[Directions] Search the listing below for "보관하고". Copy each matching line.

[Task input]
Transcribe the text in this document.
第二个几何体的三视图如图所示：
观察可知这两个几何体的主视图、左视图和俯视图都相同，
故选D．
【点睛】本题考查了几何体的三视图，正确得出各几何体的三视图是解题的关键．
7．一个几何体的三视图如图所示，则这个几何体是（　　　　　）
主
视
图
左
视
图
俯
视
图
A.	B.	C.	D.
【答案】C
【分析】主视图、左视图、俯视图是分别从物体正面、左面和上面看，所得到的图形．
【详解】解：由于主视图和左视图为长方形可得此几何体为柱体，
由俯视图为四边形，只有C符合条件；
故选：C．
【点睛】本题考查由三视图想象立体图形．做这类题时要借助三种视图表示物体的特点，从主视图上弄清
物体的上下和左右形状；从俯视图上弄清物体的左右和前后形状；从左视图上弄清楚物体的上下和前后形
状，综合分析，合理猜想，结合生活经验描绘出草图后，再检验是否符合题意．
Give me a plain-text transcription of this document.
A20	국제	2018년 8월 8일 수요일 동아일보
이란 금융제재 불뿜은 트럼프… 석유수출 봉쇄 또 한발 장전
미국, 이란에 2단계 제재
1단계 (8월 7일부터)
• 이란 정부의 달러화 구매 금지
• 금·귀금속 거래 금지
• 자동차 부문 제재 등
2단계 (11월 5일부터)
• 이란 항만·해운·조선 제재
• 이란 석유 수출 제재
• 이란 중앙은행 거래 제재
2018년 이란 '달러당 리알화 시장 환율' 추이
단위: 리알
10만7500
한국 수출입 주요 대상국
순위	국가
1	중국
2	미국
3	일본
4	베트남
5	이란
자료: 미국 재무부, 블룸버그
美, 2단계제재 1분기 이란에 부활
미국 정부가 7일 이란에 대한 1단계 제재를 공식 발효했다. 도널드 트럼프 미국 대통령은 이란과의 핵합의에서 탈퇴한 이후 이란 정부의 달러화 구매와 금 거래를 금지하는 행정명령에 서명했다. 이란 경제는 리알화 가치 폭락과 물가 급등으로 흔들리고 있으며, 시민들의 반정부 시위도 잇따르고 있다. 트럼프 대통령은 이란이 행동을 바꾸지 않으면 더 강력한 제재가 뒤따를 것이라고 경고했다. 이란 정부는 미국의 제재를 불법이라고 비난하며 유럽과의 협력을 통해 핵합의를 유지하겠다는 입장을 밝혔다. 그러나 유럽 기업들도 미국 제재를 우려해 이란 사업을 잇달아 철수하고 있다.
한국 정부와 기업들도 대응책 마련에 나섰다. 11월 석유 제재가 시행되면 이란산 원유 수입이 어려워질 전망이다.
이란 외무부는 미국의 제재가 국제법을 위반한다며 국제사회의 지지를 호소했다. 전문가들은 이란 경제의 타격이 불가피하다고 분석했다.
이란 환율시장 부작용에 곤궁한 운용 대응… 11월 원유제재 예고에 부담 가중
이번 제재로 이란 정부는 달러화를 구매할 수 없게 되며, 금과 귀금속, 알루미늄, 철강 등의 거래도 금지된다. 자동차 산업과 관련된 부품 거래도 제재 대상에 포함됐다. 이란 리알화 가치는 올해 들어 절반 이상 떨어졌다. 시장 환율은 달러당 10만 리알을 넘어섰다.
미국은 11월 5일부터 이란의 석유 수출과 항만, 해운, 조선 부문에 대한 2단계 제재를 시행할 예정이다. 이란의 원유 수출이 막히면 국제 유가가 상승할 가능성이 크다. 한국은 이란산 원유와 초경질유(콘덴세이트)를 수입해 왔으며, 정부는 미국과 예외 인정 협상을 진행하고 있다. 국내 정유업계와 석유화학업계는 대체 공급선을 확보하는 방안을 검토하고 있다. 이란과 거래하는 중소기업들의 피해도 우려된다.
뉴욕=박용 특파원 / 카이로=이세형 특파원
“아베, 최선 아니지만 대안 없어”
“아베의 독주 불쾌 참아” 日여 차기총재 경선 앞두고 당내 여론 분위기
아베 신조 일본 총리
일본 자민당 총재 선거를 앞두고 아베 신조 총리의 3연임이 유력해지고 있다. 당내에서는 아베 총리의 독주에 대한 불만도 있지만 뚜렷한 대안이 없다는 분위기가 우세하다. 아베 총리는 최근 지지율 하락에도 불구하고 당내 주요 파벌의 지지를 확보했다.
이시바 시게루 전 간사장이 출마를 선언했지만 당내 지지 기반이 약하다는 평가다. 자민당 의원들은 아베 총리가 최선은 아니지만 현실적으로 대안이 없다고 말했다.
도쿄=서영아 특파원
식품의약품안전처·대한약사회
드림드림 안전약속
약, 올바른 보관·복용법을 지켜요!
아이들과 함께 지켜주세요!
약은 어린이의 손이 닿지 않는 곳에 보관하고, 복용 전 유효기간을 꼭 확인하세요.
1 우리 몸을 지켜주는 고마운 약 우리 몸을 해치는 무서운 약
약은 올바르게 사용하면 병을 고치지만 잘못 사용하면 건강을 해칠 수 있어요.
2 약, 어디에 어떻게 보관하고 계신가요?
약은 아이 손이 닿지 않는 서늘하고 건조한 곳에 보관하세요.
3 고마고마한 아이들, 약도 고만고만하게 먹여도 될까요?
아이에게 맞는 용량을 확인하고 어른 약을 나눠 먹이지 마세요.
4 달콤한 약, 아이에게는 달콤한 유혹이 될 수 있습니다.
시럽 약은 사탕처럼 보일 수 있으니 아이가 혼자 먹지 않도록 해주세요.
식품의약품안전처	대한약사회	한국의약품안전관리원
...
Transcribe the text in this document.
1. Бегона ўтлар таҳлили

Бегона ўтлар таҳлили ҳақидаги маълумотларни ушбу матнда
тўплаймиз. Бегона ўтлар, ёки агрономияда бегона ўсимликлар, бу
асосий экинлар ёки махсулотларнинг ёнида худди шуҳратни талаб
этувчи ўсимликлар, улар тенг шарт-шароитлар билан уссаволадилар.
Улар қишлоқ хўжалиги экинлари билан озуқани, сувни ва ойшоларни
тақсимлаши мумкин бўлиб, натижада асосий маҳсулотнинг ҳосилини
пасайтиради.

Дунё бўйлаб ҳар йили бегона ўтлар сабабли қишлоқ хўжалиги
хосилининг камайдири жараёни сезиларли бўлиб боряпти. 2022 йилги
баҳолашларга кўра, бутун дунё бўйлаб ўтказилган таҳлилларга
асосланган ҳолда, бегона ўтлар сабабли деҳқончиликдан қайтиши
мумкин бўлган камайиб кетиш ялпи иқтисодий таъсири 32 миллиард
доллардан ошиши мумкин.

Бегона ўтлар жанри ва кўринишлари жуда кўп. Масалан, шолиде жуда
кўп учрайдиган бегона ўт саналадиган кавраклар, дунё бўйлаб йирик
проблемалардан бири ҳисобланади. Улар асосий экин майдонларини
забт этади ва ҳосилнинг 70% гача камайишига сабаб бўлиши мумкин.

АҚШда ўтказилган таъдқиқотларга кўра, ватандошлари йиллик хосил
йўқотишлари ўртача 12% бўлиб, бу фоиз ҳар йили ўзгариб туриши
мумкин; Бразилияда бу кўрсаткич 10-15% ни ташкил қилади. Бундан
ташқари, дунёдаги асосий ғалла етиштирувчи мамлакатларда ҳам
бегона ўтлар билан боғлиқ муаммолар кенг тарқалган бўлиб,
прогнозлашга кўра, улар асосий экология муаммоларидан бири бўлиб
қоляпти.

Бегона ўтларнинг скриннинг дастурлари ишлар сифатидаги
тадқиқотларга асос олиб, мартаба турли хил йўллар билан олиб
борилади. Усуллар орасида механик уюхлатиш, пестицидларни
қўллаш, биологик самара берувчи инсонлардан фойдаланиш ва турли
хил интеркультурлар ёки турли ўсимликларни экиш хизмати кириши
---
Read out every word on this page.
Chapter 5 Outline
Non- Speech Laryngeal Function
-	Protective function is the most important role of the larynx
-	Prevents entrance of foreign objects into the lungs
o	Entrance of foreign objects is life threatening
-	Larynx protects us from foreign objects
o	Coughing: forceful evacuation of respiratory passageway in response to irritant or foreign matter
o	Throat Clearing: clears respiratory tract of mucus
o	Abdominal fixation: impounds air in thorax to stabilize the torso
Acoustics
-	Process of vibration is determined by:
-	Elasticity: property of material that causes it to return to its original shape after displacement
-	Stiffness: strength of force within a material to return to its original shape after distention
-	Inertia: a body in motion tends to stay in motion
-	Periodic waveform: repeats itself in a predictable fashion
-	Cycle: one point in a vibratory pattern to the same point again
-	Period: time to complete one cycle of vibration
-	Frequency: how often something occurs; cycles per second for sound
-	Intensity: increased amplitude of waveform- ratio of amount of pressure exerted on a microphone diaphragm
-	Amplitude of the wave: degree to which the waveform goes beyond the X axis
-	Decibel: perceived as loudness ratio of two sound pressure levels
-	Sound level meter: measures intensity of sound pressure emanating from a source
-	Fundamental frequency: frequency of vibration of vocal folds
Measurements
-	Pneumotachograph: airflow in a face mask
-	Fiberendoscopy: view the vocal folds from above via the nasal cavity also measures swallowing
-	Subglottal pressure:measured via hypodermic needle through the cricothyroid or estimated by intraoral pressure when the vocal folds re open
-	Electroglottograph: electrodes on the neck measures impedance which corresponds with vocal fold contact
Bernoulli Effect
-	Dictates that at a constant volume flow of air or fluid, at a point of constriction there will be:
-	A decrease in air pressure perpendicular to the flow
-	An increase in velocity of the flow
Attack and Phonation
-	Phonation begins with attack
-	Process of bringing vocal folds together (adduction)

[Task result]
약은 어린이의 손이 닿지 않는 곳에 보관하고, 복용 전 유효기간을 꼭 확인하세요.
2 약, 어디에 어떻게 보관하고 계신가요?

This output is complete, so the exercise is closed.